Exercise inputs:
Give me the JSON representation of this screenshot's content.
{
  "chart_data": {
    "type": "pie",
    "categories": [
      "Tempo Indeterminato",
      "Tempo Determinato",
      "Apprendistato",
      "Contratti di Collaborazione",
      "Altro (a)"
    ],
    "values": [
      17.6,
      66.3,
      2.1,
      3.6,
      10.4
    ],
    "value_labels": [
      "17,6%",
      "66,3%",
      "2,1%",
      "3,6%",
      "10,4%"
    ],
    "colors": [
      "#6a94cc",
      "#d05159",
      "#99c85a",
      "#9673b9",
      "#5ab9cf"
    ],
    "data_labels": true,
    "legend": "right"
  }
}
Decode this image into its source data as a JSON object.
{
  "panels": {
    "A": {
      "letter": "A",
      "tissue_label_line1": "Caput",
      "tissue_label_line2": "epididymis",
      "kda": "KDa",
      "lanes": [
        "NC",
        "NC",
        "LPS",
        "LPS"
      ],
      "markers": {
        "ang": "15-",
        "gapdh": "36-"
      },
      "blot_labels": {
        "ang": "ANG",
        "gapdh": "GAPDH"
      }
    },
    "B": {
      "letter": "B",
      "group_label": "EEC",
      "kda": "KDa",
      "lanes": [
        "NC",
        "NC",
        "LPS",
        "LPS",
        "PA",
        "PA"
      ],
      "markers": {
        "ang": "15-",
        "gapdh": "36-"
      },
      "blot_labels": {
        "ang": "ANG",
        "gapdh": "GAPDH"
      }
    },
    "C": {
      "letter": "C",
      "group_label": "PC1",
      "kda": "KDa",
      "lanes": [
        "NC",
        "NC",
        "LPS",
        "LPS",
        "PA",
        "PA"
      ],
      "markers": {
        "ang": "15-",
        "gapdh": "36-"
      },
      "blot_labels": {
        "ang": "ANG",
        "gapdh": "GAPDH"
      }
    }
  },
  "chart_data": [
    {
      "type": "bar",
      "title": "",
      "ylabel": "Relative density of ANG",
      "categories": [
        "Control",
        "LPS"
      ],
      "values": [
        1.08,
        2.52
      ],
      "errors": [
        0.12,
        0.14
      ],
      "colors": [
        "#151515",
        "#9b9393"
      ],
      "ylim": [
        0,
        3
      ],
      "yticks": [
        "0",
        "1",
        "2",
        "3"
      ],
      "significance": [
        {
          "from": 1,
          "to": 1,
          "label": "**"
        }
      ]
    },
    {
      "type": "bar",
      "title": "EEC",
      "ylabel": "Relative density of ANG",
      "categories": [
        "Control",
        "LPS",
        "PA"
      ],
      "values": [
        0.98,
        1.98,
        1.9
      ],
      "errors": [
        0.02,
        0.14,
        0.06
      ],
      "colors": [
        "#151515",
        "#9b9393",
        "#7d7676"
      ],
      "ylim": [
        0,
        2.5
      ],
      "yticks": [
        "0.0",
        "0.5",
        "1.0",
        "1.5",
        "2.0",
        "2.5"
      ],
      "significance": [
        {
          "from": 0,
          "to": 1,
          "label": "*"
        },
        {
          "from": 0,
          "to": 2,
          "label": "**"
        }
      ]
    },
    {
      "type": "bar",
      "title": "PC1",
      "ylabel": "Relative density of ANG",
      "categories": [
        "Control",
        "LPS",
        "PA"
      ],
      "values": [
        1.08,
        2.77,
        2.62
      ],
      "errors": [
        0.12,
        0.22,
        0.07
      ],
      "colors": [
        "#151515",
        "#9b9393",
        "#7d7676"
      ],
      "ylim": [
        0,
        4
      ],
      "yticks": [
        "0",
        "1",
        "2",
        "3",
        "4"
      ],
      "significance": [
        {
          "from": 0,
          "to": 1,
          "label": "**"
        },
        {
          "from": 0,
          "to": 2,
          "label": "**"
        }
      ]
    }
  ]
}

Short task: Repeat the lines above exactly.

Response to this task:
Give me the JSON representation of this screenshot's content.
{
  "chart_data": {
    "type": "pie",
    "categories": [
      "Tempo Indeterminato",
      "Tempo Determinato",
      "Apprendistato",
      "Contratti di Collaborazione",
      "Altro (a)"
    ],
    "values": [
      17.6,
      66.3,
      2.1,
      3.6,
      10.4
    ],
    "value_labels": [
      "17,6%",
      "66,3%",
      "2,1%",
      "3,6%",
      "10,4%"
    ],
    "colors": [
      "#6a94cc",
      "#d05159",
      "#99c85a",
      "#9673b9",
      "#5ab9cf"
    ],
    "data_labels": true,
    "legend": "right"
  }
}
Decode this image into its source data as a JSON object.
{
  "panels": {
    "A": {
      "letter": "A",
      "tissue_label_line1": "Caput",
      "tissue_label_line2": "epididymis",
      "kda": "KDa",
      "lanes": [
        "NC",
        "NC",
        "LPS",
        "LPS"
      ],
      "markers": {
        "ang": "15-",
        "gapdh": "36-"
      },
      "blot_labels": {
        "ang": "ANG",
        "gapdh": "GAPDH"
      }
    },
    "B": {
      "letter": "B",
      "group_label": "EEC",
      "kda": "KDa",
      "lanes": [
        "NC",
        "NC",
        "LPS",
        "LPS",
        "PA",
        "PA"
      ],
      "markers": {
        "ang": "15-",
        "gapdh": "36-"
      },
      "blot_labels": {
        "ang": "ANG",
        "gapdh": "GAPDH"
      }
    },
    "C": {
      "letter": "C",
      "group_label": "PC1",
      "kda": "KDa",
      "lanes": [
        "NC",
        "NC",
        "LPS",
        "LPS",
        "PA",
        "PA"
      ],
      "markers": {
        "ang": "15-",
        "gapdh": "36-"
      },
      "blot_labels": {
        "ang": "ANG",
        "gapdh": "GAPDH"
      }
    }
  },
  "chart_data": [
    {
      "type": "bar",
      "title": "",
      "ylabel": "Relative density of ANG",
      "categories": [
        "Control",
        "LPS"
      ],
      "values": [
        1.08,
        2.52
      ],
      "errors": [
        0.12,
        0.14
      ],
      "colors": [
        "#151515",
        "#9b9393"
      ],
      "ylim": [
        0,
        3
      ],
      "yticks": [
        "0",
        "1",
        "2",
        "3"
      ],
      "significance": [
        {
          "from": 1,
          "to": 1,
          "label": "**"
        }
      ]
    },
    {
      "type": "bar",
      "title": "EEC",
      "ylabel": "Relative density of ANG",
      "categories": [
        "Control",
        "LPS",
        "PA"
      ],
      "values": [
        0.98,
        1.98,
        1.9
      ],
      "errors": [
        0.02,
        0.14,
        0.06
      ],
      "colors": [
        "#151515",
        "#9b9393",
        "#7d7676"
      ],
      "ylim": [
        0,
        2.5
      ],
      "yticks": [
        "0.0",
        "0.5",
        "1.0",
        "1.5",
        "2.0",
        "2.5"
      ],
      "significance": [
        {
          "from": 0,
          "to": 1,
          "label": "*"
        },
        {
          "from": 0,
          "to": 2,
          "label": "**"
        }
      ]
    },
    {
      "type": "bar",
      "title": "PC1",
      "ylabel": "Relative density of ANG",
      "categories": [
        "Control",
        "LPS",
        "PA"
      ],
      "values": [
        1.08,
        2.77,
        2.62
      ],
      "errors": [
        0.12,
        0.22,
        0.07
      ],
      "colors": [
        "#151515",
        "#9b9393",
        "#7d7676"
      ],
      "ylim": [
        0,
        4
      ],
      "yticks": [
        "0",
        "1",
        "2",
        "3",
        "4"
      ],
      "significance": [
        {
          "from": 0,
          "to": 1,
          "label": "**"
        },
        {
          "from": 0,
          "to": 2,
          "label": "**"
        }
      ]
    }
  ]
}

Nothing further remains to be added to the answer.